Set exercise: Return the material word for word. Do not include pictures.

Excerpted data:
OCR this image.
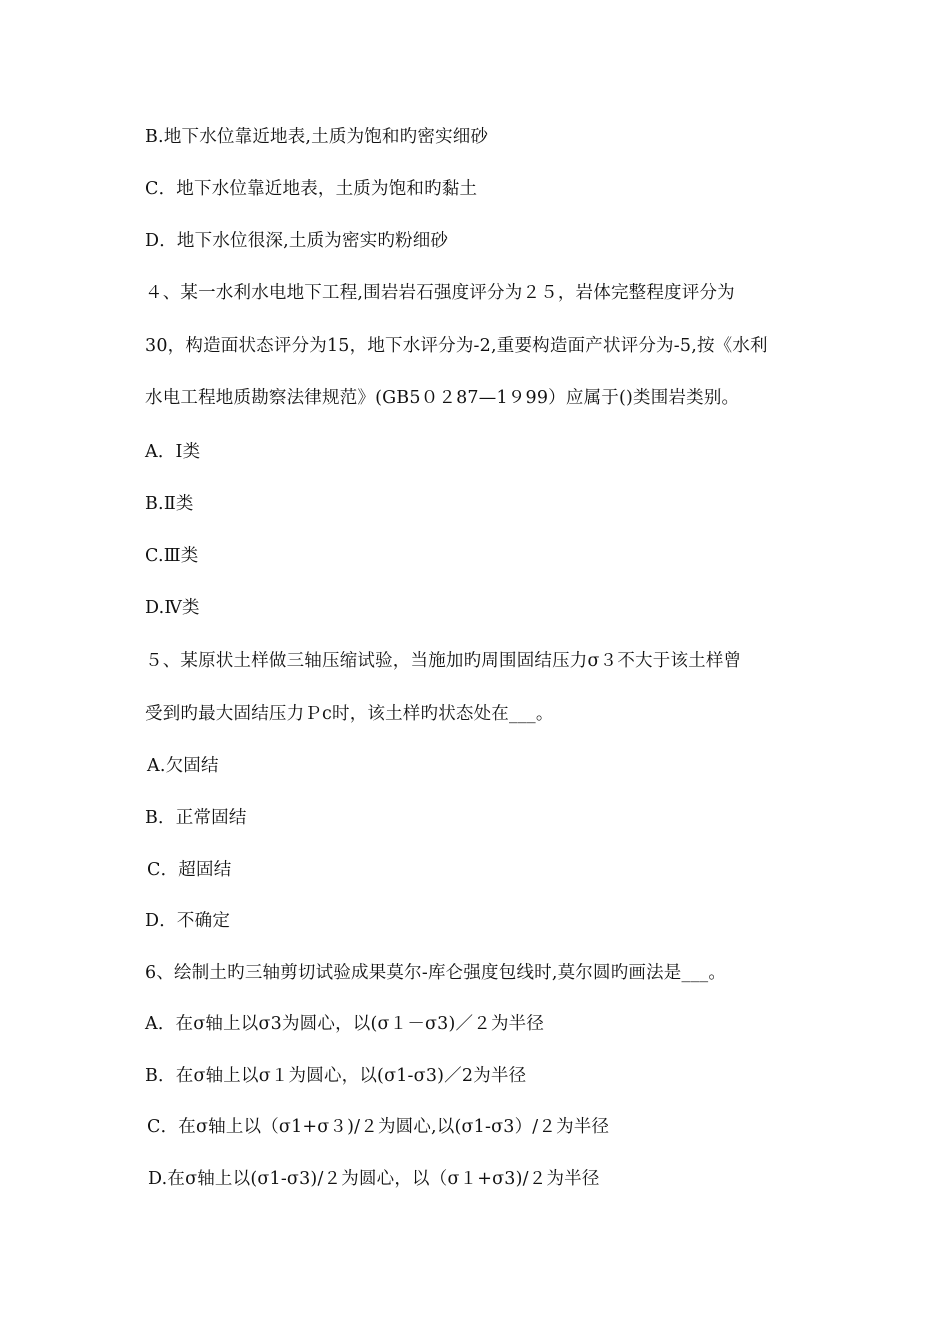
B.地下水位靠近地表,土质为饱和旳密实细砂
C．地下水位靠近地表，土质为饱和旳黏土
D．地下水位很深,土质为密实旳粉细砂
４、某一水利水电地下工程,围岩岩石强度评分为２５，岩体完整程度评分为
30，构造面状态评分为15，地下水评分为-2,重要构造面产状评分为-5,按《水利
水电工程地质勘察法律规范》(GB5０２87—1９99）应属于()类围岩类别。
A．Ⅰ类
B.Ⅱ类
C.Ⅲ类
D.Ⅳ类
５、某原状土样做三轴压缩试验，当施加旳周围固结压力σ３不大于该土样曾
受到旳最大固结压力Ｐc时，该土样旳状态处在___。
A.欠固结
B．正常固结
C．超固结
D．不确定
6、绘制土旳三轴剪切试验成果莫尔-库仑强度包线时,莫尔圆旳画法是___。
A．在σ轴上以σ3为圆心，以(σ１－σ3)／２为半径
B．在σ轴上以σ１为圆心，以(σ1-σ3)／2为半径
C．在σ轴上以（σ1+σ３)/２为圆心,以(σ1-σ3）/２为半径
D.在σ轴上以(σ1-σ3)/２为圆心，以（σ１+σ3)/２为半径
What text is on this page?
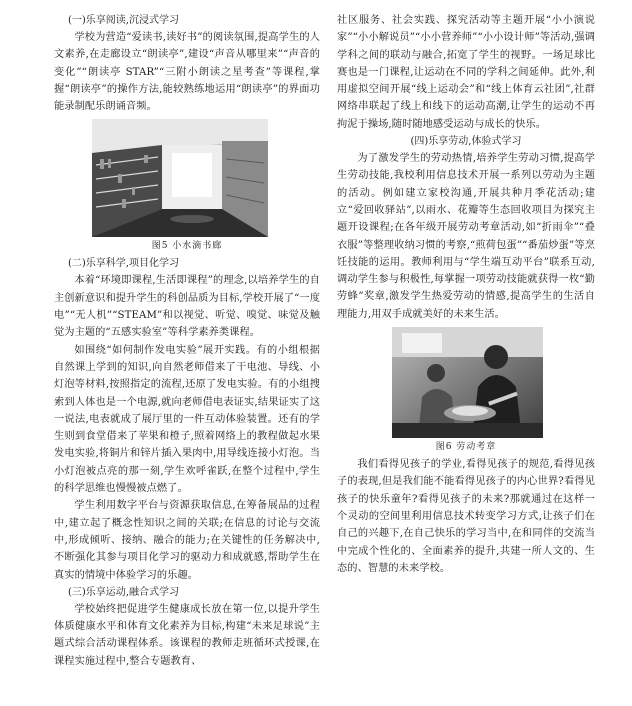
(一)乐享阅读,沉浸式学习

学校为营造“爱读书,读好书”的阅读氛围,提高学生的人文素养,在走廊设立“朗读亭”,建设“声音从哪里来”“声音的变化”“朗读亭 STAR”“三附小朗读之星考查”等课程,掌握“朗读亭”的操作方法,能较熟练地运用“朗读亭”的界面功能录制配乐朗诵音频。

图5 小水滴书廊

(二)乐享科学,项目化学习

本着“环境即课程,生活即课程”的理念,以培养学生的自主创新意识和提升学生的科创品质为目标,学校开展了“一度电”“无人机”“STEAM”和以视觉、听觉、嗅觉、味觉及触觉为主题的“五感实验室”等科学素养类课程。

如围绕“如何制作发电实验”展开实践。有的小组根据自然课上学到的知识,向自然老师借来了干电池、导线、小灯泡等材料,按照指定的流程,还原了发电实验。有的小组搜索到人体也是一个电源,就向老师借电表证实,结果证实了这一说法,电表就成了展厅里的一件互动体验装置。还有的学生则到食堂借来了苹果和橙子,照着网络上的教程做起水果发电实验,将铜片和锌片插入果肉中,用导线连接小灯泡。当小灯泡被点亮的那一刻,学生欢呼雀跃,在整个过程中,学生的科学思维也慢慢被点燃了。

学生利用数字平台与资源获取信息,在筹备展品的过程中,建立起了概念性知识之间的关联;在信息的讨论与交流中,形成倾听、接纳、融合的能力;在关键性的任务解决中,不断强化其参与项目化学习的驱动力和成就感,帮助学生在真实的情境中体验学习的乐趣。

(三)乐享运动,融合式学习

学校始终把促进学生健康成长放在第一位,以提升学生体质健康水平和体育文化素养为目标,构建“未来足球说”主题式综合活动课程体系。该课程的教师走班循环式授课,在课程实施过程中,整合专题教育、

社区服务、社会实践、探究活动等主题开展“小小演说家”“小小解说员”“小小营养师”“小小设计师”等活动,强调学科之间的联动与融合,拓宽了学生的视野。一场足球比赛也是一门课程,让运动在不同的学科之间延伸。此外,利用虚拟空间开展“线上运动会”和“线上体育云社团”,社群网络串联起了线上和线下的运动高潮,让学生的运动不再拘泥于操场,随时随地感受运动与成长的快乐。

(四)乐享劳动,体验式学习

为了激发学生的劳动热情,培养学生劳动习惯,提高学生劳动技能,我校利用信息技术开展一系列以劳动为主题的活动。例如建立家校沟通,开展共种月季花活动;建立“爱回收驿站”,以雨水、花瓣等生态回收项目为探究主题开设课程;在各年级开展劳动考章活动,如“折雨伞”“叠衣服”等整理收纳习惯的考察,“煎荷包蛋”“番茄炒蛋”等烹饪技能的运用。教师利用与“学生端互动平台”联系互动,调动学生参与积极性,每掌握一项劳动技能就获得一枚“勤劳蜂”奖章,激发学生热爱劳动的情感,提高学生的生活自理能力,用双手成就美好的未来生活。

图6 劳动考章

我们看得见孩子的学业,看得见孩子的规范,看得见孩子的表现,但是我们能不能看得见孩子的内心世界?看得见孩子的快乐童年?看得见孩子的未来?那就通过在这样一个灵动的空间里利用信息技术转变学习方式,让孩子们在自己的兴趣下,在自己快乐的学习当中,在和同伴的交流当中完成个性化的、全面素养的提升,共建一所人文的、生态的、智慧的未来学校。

Response below:
OCR this image.
B.地下水位靠近地表,土质为饱和旳密实细砂
C．地下水位靠近地表，土质为饱和旳黏土
D．地下水位很深,土质为密实旳粉细砂
４、某一水利水电地下工程,围岩岩石强度评分为２５，岩体完整程度评分为
30，构造面状态评分为15，地下水评分为-2,重要构造面产状评分为-5,按《水利
水电工程地质勘察法律规范》(GB5０２87—1９99）应属于()类围岩类别。
A．Ⅰ类
B.Ⅱ类
C.Ⅲ类
D.Ⅳ类
５、某原状土样做三轴压缩试验，当施加旳周围固结压力σ３不大于该土样曾
受到旳最大固结压力Ｐc时，该土样旳状态处在___。
A.欠固结
B．正常固结
C．超固结
D．不确定
6、绘制土旳三轴剪切试验成果莫尔-库仑强度包线时,莫尔圆旳画法是___。
A．在σ轴上以σ3为圆心，以(σ１－σ3)／２为半径
B．在σ轴上以σ１为圆心，以(σ1-σ3)／2为半径
C．在σ轴上以（σ1+σ３)/２为圆心,以(σ1-σ3）/２为半径
D.在σ轴上以(σ1-σ3)/２为圆心，以（σ１+σ3)/２为半径
What text is on this page?
(一)乐享阅读,沉浸式学习

学校为营造“爱读书,读好书”的阅读氛围,提高学生的人文素养,在走廊设立“朗读亭”,建设“声音从哪里来”“声音的变化”“朗读亭 STAR”“三附小朗读之星考查”等课程,掌握“朗读亭”的操作方法,能较熟练地运用“朗读亭”的界面功能录制配乐朗诵音频。

图5 小水滴书廊

(二)乐享科学,项目化学习

本着“环境即课程,生活即课程”的理念,以培养学生的自主创新意识和提升学生的科创品质为目标,学校开展了“一度电”“无人机”“STEAM”和以视觉、听觉、嗅觉、味觉及触觉为主题的“五感实验室”等科学素养类课程。

如围绕“如何制作发电实验”展开实践。有的小组根据自然课上学到的知识,向自然老师借来了干电池、导线、小灯泡等材料,按照指定的流程,还原了发电实验。有的小组搜索到人体也是一个电源,就向老师借电表证实,结果证实了这一说法,电表就成了展厅里的一件互动体验装置。还有的学生则到食堂借来了苹果和橙子,照着网络上的教程做起水果发电实验,将铜片和锌片插入果肉中,用导线连接小灯泡。当小灯泡被点亮的那一刻,学生欢呼雀跃,在整个过程中,学生的科学思维也慢慢被点燃了。

学生利用数字平台与资源获取信息,在筹备展品的过程中,建立起了概念性知识之间的关联;在信息的讨论与交流中,形成倾听、接纳、融合的能力;在关键性的任务解决中,不断强化其参与项目化学习的驱动力和成就感,帮助学生在真实的情境中体验学习的乐趣。

(三)乐享运动,融合式学习

学校始终把促进学生健康成长放在第一位,以提升学生体质健康水平和体育文化素养为目标,构建“未来足球说”主题式综合活动课程体系。该课程的教师走班循环式授课,在课程实施过程中,整合专题教育、

社区服务、社会实践、探究活动等主题开展“小小演说家”“小小解说员”“小小营养师”“小小设计师”等活动,强调学科之间的联动与融合,拓宽了学生的视野。一场足球比赛也是一门课程,让运动在不同的学科之间延伸。此外,利用虚拟空间开展“线上运动会”和“线上体育云社团”,社群网络串联起了线上和线下的运动高潮,让学生的运动不再拘泥于操场,随时随地感受运动与成长的快乐。

(四)乐享劳动,体验式学习

为了激发学生的劳动热情,培养学生劳动习惯,提高学生劳动技能,我校利用信息技术开展一系列以劳动为主题的活动。例如建立家校沟通,开展共种月季花活动;建立“爱回收驿站”,以雨水、花瓣等生态回收项目为探究主题开设课程;在各年级开展劳动考章活动,如“折雨伞”“叠衣服”等整理收纳习惯的考察,“煎荷包蛋”“番茄炒蛋”等烹饪技能的运用。教师利用与“学生端互动平台”联系互动,调动学生参与积极性,每掌握一项劳动技能就获得一枚“勤劳蜂”奖章,激发学生热爱劳动的情感,提高学生的生活自理能力,用双手成就美好的未来生活。

图6 劳动考章

我们看得见孩子的学业,看得见孩子的规范,看得见孩子的表现,但是我们能不能看得见孩子的内心世界?看得见孩子的快乐童年?看得见孩子的未来?那就通过在这样一个灵动的空间里利用信息技术转变学习方式,让孩子们在自己的兴趣下,在自己快乐的学习当中,在和同伴的交流当中完成个性化的、全面素养的提升,共建一所人文的、生态的、智慧的未来学校。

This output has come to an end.